* [Task goal]: Copy the lines below as they are; omit the images they contain.

* [Data for this exercise]:
[Begin]
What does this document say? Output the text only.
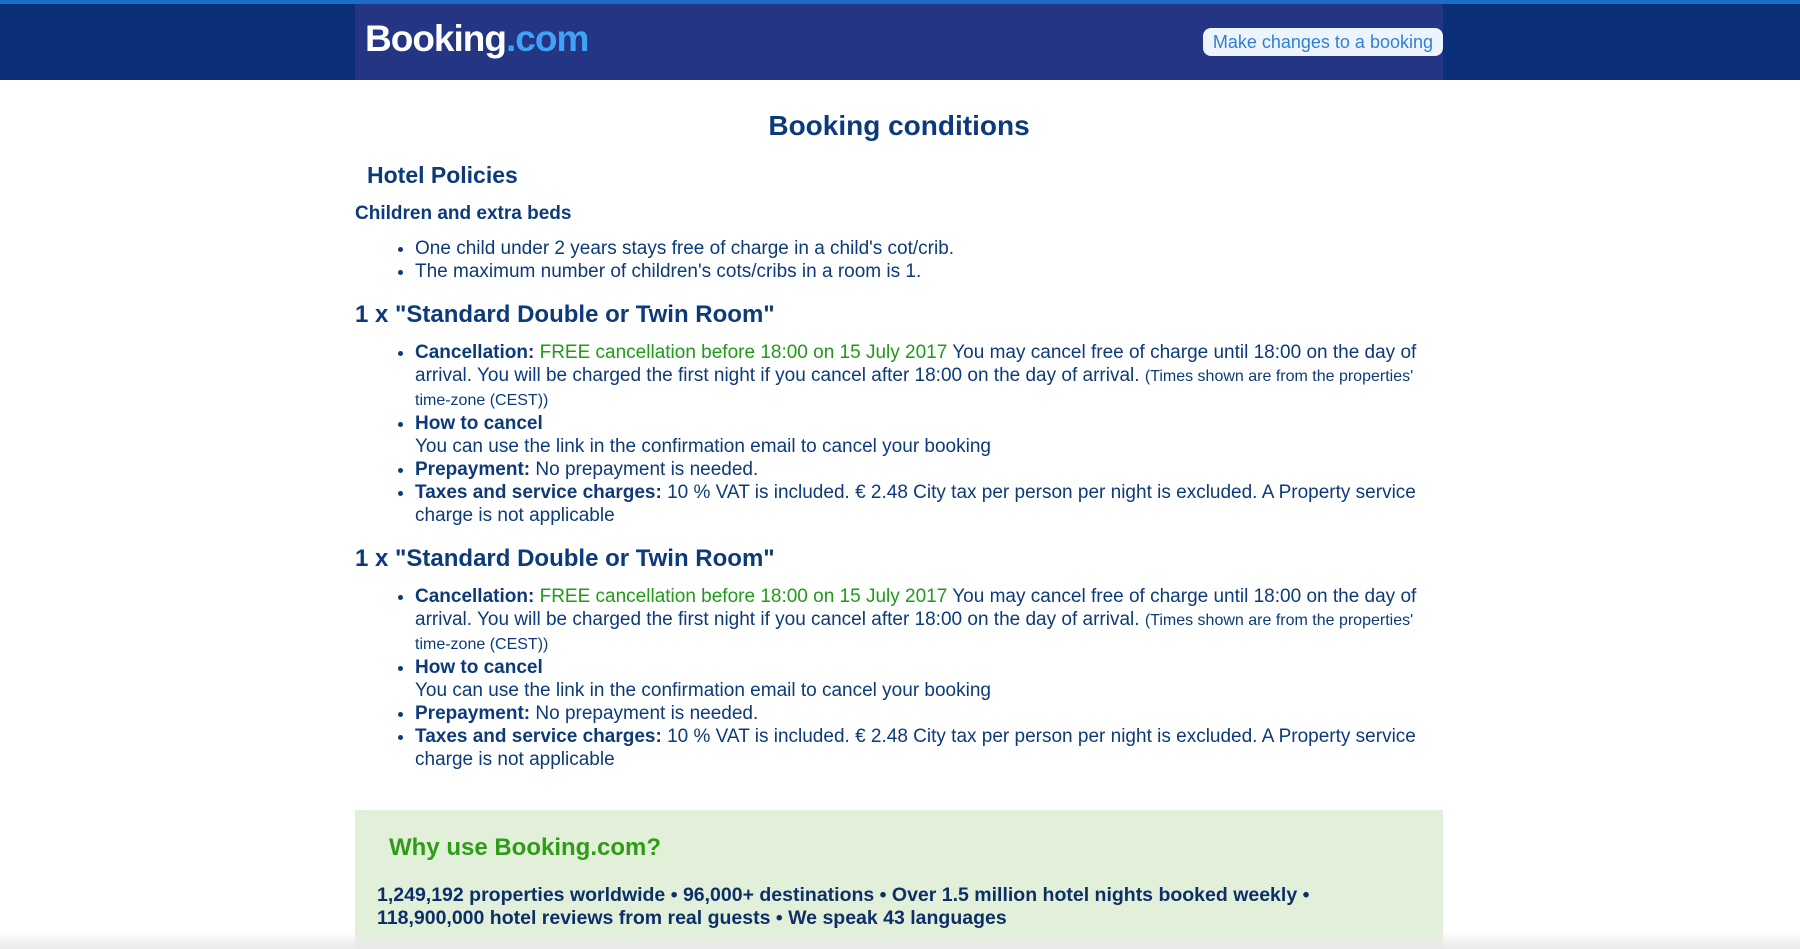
Booking.com	Make changes to a booking
Booking conditions
Hotel Policies
Children and extra beds
• One child under 2 years stays free of charge in a child's cot/crib.
• The maximum number of children's cots/cribs in a room is 1.
1 x "Standard Double or Twin Room"
• Cancellation: FREE cancellation before 18:00 on 15 July 2017 You may cancel free of charge until 18:00 on the day of arrival. You will be charged the first night if you cancel after 18:00 on the day of arrival. (Times shown are from the properties' time-zone (CEST))
• How to cancel
You can use the link in the confirmation email to cancel your booking
• Prepayment: No prepayment is needed.
• Taxes and service charges: 10 % VAT is included. € 2.48 City tax per person per night is excluded. A Property service charge is not applicable
1 x "Standard Double or Twin Room"
• Cancellation: FREE cancellation before 18:00 on 15 July 2017 You may cancel free of charge until 18:00 on the day of arrival. You will be charged the first night if you cancel after 18:00 on the day of arrival. (Times shown are from the properties' time-zone (CEST))
• How to cancel
You can use the link in the confirmation email to cancel your booking
• Prepayment: No prepayment is needed.
• Taxes and service charges: 10 % VAT is included. € 2.48 City tax per person per night is excluded. A Property service charge is not applicable
Why use Booking.com?
1,249,192 properties worldwide • 96,000+ destinations • Over 1.5 million hotel nights booked weekly • 118,900,000 hotel reviews from real guests • We speak 43 languages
[End]
* [Complete output]:
What does this document say? Output the text only.
Booking.com	Make changes to a booking
Booking conditions
Hotel Policies
Children and extra beds
• One child under 2 years stays free of charge in a child's cot/crib.
• The maximum number of children's cots/cribs in a room is 1.
1 x "Standard Double or Twin Room"
• Cancellation: FREE cancellation before 18:00 on 15 July 2017 You may cancel free of charge until 18:00 on the day of arrival. You will be charged the first night if you cancel after 18:00 on the day of arrival. (Times shown are from the properties' time-zone (CEST))
• How to cancel
You can use the link in the confirmation email to cancel your booking
• Prepayment: No prepayment is needed.
• Taxes and service charges: 10 % VAT is included. € 2.48 City tax per person per night is excluded. A Property service charge is not applicable
1 x "Standard Double or Twin Room"
• Cancellation: FREE cancellation before 18:00 on 15 July 2017 You may cancel free of charge until 18:00 on the day of arrival. You will be charged the first night if you cancel after 18:00 on the day of arrival. (Times shown are from the properties' time-zone (CEST))
• How to cancel
You can use the link in the confirmation email to cancel your booking
• Prepayment: No prepayment is needed.
• Taxes and service charges: 10 % VAT is included. € 2.48 City tax per person per night is excluded. A Property service charge is not applicable
Why use Booking.com?
1,249,192 properties worldwide • 96,000+ destinations • Over 1.5 million hotel nights booked weekly • 118,900,000 hotel reviews from real guests • We speak 43 languages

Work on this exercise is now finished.